→ **What is asked**: What follows is a listing; restate every line of it word for word.

→ **Data to use**:
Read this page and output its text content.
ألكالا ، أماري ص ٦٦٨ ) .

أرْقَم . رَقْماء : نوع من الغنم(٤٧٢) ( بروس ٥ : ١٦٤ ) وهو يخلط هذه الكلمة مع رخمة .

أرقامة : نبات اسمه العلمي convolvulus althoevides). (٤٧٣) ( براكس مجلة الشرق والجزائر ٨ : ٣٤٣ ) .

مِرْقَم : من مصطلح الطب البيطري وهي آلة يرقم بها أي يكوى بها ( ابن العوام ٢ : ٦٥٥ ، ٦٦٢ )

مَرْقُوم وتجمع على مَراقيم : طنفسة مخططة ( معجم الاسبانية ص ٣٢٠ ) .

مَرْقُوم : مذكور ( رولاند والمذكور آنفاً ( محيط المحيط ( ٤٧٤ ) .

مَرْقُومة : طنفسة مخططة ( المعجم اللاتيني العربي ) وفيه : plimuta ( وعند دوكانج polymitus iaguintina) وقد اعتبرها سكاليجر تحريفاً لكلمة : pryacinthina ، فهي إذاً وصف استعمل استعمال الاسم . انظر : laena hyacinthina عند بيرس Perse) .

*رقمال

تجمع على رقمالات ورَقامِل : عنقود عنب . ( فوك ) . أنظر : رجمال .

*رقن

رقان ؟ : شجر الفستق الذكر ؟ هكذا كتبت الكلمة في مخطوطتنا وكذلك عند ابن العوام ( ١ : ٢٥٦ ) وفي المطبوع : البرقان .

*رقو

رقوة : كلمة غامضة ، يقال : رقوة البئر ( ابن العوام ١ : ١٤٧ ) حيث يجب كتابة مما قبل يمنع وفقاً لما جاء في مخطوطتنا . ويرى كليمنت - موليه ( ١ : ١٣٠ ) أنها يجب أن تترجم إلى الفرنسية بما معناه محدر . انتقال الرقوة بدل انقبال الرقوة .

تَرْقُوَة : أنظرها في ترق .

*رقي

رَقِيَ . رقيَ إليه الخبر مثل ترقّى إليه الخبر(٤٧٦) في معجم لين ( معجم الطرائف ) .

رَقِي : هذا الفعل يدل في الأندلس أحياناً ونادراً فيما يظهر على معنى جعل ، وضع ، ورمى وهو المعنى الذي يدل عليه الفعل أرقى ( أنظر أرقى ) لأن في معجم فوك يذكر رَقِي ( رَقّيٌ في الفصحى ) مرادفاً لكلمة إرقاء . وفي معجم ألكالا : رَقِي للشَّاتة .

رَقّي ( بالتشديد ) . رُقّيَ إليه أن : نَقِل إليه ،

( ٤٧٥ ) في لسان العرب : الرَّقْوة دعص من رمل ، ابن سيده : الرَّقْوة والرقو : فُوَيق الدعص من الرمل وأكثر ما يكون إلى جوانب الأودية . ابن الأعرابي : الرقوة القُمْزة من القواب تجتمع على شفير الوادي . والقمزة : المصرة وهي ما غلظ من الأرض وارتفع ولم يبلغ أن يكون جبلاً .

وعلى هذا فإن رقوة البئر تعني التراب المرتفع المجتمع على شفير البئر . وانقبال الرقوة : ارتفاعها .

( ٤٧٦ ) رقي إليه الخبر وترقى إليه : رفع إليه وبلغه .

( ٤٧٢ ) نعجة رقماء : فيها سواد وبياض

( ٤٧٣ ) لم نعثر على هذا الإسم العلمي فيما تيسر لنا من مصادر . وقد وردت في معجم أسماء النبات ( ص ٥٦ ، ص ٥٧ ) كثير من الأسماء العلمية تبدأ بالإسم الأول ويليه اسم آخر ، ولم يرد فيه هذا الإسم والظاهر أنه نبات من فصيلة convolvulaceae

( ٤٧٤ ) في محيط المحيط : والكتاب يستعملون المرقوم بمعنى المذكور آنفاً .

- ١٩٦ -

→ **Reply to the task**:
Read this page and output its text content.
ألكالا ، أماري ص ٦٦٨ ) .

أرْقَم . رَقْماء : نوع من الغنم(٤٧٢) ( بروس ٥ : ١٦٤ ) وهو يخلط هذه الكلمة مع رخمة .

أرقامة : نبات اسمه العلمي convolvulus althoevides). (٤٧٣) ( براكس مجلة الشرق والجزائر ٨ : ٣٤٣ ) .

مِرْقَم : من مصطلح الطب البيطري وهي آلة يرقم بها أي يكوى بها ( ابن العوام ٢ : ٦٥٥ ، ٦٦٢ )

مَرْقُوم وتجمع على مَراقيم : طنفسة مخططة ( معجم الاسبانية ص ٣٢٠ ) .

مَرْقُوم : مذكور ( رولاند والمذكور آنفاً ( محيط المحيط ( ٤٧٤ ) .

مَرْقُومة : طنفسة مخططة ( المعجم اللاتيني العربي ) وفيه : plimuta ( وعند دوكانج polymitus iaguintina) وقد اعتبرها سكاليجر تحريفاً لكلمة : pryacinthina ، فهي إذاً وصف استعمل استعمال الاسم . انظر : laena hyacinthina عند بيرس Perse) .

*رقمال

تجمع على رقمالات ورَقامِل : عنقود عنب . ( فوك ) . أنظر : رجمال .

*رقن

رقان ؟ : شجر الفستق الذكر ؟ هكذا كتبت الكلمة في مخطوطتنا وكذلك عند ابن العوام ( ١ : ٢٥٦ ) وفي المطبوع : البرقان .

*رقو

رقوة : كلمة غامضة ، يقال : رقوة البئر ( ابن العوام ١ : ١٤٧ ) حيث يجب كتابة مما قبل يمنع وفقاً لما جاء في مخطوطتنا . ويرى كليمنت - موليه ( ١ : ١٣٠ ) أنها يجب أن تترجم إلى الفرنسية بما معناه محدر . انتقال الرقوة بدل انقبال الرقوة .

تَرْقُوَة : أنظرها في ترق .

*رقي

رَقِيَ . رقيَ إليه الخبر مثل ترقّى إليه الخبر(٤٧٦) في معجم لين ( معجم الطرائف ) .

رَقِي : هذا الفعل يدل في الأندلس أحياناً ونادراً فيما يظهر على معنى جعل ، وضع ، ورمى وهو المعنى الذي يدل عليه الفعل أرقى ( أنظر أرقى ) لأن في معجم فوك يذكر رَقِي ( رَقّيٌ في الفصحى ) مرادفاً لكلمة إرقاء . وفي معجم ألكالا : رَقِي للشَّاتة .

رَقّي ( بالتشديد ) . رُقّيَ إليه أن : نَقِل إليه ،

( ٤٧٥ ) في لسان العرب : الرَّقْوة دعص من رمل ، ابن سيده : الرَّقْوة والرقو : فُوَيق الدعص من الرمل وأكثر ما يكون إلى جوانب الأودية . ابن الأعرابي : الرقوة القُمْزة من القواب تجتمع على شفير الوادي . والقمزة : المصرة وهي ما غلظ من الأرض وارتفع ولم يبلغ أن يكون جبلاً .

وعلى هذا فإن رقوة البئر تعني التراب المرتفع المجتمع على شفير البئر . وانقبال الرقوة : ارتفاعها .

( ٤٧٦ ) رقي إليه الخبر وترقى إليه : رفع إليه وبلغه .

( ٤٧٢ ) نعجة رقماء : فيها سواد وبياض

( ٤٧٣ ) لم نعثر على هذا الإسم العلمي فيما تيسر لنا من مصادر . وقد وردت في معجم أسماء النبات ( ص ٥٦ ، ص ٥٧ ) كثير من الأسماء العلمية تبدأ بالإسم الأول ويليه اسم آخر ، ولم يرد فيه هذا الإسم والظاهر أنه نبات من فصيلة convolvulaceae

( ٤٧٤ ) في محيط المحيط : والكتاب يستعملون المرقوم بمعنى المذكور آنفاً .

- ١٩٦ -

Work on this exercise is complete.